EXERCISE: Leave out the images and repeat the listing below without a single change.

THE DATA:
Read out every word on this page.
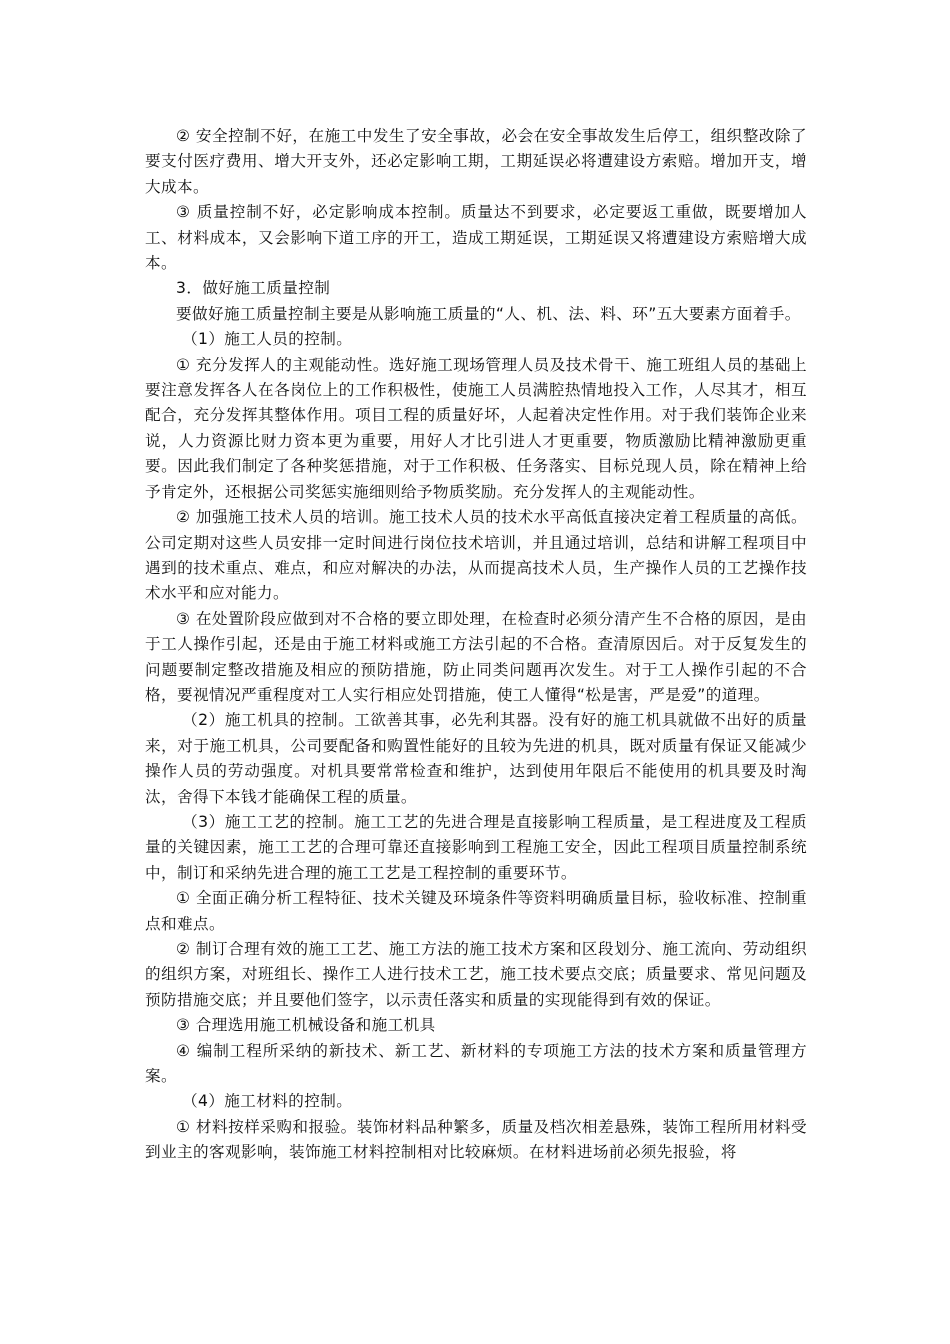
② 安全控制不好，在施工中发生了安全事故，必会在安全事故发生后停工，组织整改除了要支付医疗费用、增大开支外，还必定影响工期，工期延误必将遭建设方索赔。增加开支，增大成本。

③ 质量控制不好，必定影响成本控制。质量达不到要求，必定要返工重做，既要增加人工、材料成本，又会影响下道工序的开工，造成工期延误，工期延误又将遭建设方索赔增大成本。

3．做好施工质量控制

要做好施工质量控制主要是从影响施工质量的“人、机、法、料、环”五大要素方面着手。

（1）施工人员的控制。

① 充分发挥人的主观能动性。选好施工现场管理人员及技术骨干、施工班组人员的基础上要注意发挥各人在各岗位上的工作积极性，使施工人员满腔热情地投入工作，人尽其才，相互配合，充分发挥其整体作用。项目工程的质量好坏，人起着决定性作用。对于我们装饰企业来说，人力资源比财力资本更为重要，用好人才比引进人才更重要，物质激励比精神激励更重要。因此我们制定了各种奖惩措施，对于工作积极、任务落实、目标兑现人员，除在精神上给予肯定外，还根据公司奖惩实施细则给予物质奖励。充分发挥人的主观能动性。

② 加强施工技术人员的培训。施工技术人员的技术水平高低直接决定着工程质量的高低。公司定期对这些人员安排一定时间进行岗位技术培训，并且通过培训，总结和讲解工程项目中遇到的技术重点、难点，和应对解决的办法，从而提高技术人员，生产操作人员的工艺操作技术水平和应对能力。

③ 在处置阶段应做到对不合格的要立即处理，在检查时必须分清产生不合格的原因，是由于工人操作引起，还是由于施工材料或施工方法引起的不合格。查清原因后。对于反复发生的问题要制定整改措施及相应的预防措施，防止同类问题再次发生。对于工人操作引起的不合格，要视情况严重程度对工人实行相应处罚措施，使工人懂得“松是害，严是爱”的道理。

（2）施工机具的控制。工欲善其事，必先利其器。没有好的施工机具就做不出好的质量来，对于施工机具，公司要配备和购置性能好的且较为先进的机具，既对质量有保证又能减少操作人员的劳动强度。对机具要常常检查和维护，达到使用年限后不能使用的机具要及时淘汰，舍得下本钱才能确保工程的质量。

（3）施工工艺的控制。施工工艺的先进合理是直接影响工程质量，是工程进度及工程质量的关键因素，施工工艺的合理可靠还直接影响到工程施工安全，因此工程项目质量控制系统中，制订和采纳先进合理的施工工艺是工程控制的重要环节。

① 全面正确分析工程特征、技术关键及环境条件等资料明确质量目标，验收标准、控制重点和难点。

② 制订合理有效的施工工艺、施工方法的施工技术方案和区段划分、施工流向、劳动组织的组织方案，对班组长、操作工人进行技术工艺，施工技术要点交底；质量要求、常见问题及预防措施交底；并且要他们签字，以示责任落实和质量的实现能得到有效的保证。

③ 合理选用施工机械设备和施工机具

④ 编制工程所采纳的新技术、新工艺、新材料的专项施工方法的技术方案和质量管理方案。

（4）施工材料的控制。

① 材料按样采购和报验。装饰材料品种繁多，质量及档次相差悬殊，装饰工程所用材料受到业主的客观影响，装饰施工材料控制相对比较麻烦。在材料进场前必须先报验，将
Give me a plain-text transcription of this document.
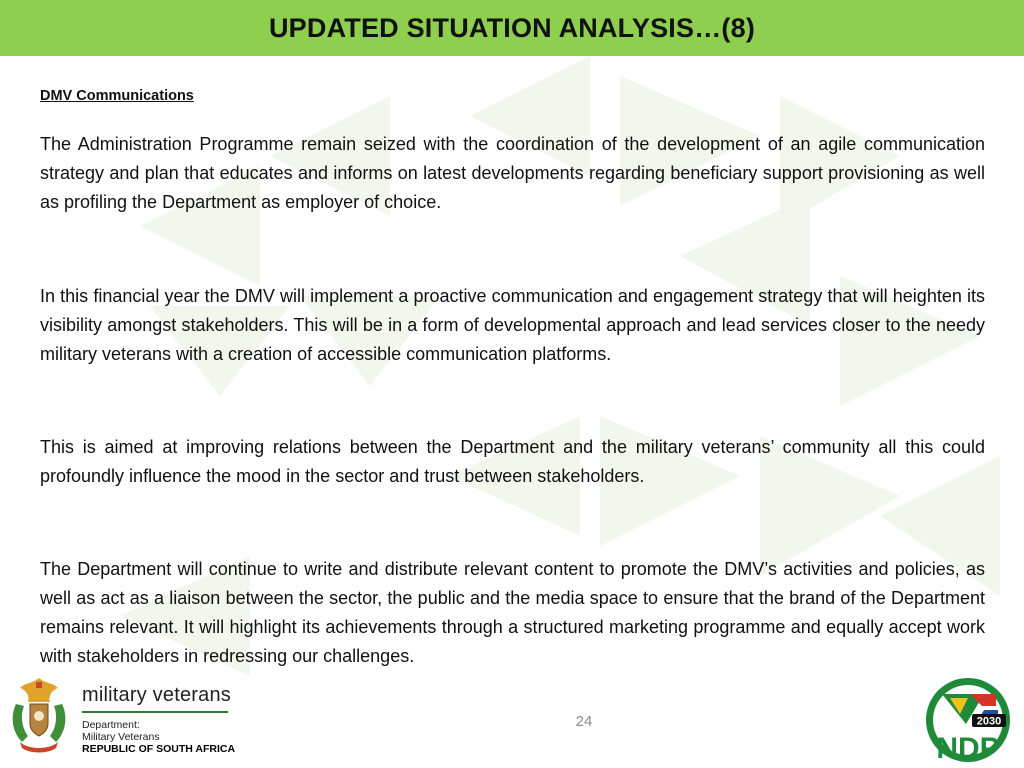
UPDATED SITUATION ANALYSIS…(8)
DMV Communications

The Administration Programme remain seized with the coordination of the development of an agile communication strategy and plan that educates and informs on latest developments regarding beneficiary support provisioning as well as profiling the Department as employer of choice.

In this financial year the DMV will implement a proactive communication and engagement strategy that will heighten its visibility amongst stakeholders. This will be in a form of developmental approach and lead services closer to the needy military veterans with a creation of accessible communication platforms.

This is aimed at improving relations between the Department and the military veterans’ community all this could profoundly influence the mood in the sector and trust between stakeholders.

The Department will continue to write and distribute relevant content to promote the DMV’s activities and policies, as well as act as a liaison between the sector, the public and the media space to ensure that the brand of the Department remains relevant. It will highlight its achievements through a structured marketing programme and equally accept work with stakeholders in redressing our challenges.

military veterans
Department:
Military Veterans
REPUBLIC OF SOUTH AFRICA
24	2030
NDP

TASK OUTPUT:
Read out every word on this page.
② 安全控制不好，在施工中发生了安全事故，必会在安全事故发生后停工，组织整改除了要支付医疗费用、增大开支外，还必定影响工期，工期延误必将遭建设方索赔。增加开支，增大成本。

③ 质量控制不好，必定影响成本控制。质量达不到要求，必定要返工重做，既要增加人工、材料成本，又会影响下道工序的开工，造成工期延误，工期延误又将遭建设方索赔增大成本。

3．做好施工质量控制

要做好施工质量控制主要是从影响施工质量的“人、机、法、料、环”五大要素方面着手。

（1）施工人员的控制。

① 充分发挥人的主观能动性。选好施工现场管理人员及技术骨干、施工班组人员的基础上要注意发挥各人在各岗位上的工作积极性，使施工人员满腔热情地投入工作，人尽其才，相互配合，充分发挥其整体作用。项目工程的质量好坏，人起着决定性作用。对于我们装饰企业来说，人力资源比财力资本更为重要，用好人才比引进人才更重要，物质激励比精神激励更重要。因此我们制定了各种奖惩措施，对于工作积极、任务落实、目标兑现人员，除在精神上给予肯定外，还根据公司奖惩实施细则给予物质奖励。充分发挥人的主观能动性。

② 加强施工技术人员的培训。施工技术人员的技术水平高低直接决定着工程质量的高低。公司定期对这些人员安排一定时间进行岗位技术培训，并且通过培训，总结和讲解工程项目中遇到的技术重点、难点，和应对解决的办法，从而提高技术人员，生产操作人员的工艺操作技术水平和应对能力。

③ 在处置阶段应做到对不合格的要立即处理，在检查时必须分清产生不合格的原因，是由于工人操作引起，还是由于施工材料或施工方法引起的不合格。查清原因后。对于反复发生的问题要制定整改措施及相应的预防措施，防止同类问题再次发生。对于工人操作引起的不合格，要视情况严重程度对工人实行相应处罚措施，使工人懂得“松是害，严是爱”的道理。

（2）施工机具的控制。工欲善其事，必先利其器。没有好的施工机具就做不出好的质量来，对于施工机具，公司要配备和购置性能好的且较为先进的机具，既对质量有保证又能减少操作人员的劳动强度。对机具要常常检查和维护，达到使用年限后不能使用的机具要及时淘汰，舍得下本钱才能确保工程的质量。

（3）施工工艺的控制。施工工艺的先进合理是直接影响工程质量，是工程进度及工程质量的关键因素，施工工艺的合理可靠还直接影响到工程施工安全，因此工程项目质量控制系统中，制订和采纳先进合理的施工工艺是工程控制的重要环节。

① 全面正确分析工程特征、技术关键及环境条件等资料明确质量目标，验收标准、控制重点和难点。

② 制订合理有效的施工工艺、施工方法的施工技术方案和区段划分、施工流向、劳动组织的组织方案，对班组长、操作工人进行技术工艺，施工技术要点交底；质量要求、常见问题及预防措施交底；并且要他们签字，以示责任落实和质量的实现能得到有效的保证。

③ 合理选用施工机械设备和施工机具

④ 编制工程所采纳的新技术、新工艺、新材料的专项施工方法的技术方案和质量管理方案。

（4）施工材料的控制。

① 材料按样采购和报验。装饰材料品种繁多，质量及档次相差悬殊，装饰工程所用材料受到业主的客观影响，装饰施工材料控制相对比较麻烦。在材料进场前必须先报验，将
Give me a plain-text transcription of this document.
UPDATED SITUATION ANALYSIS…(8)
DMV Communications

The Administration Programme remain seized with the coordination of the development of an agile communication strategy and plan that educates and informs on latest developments regarding beneficiary support provisioning as well as profiling the Department as employer of choice.

In this financial year the DMV will implement a proactive communication and engagement strategy that will heighten its visibility amongst stakeholders. This will be in a form of developmental approach and lead services closer to the needy military veterans with a creation of accessible communication platforms.

This is aimed at improving relations between the Department and the military veterans’ community all this could profoundly influence the mood in the sector and trust between stakeholders.

The Department will continue to write and distribute relevant content to promote the DMV’s activities and policies, as well as act as a liaison between the sector, the public and the media space to ensure that the brand of the Department remains relevant. It will highlight its achievements through a structured marketing programme and equally accept work with stakeholders in redressing our challenges.

military veterans
Department:
Military Veterans
REPUBLIC OF SOUTH AFRICA
24	2030
NDP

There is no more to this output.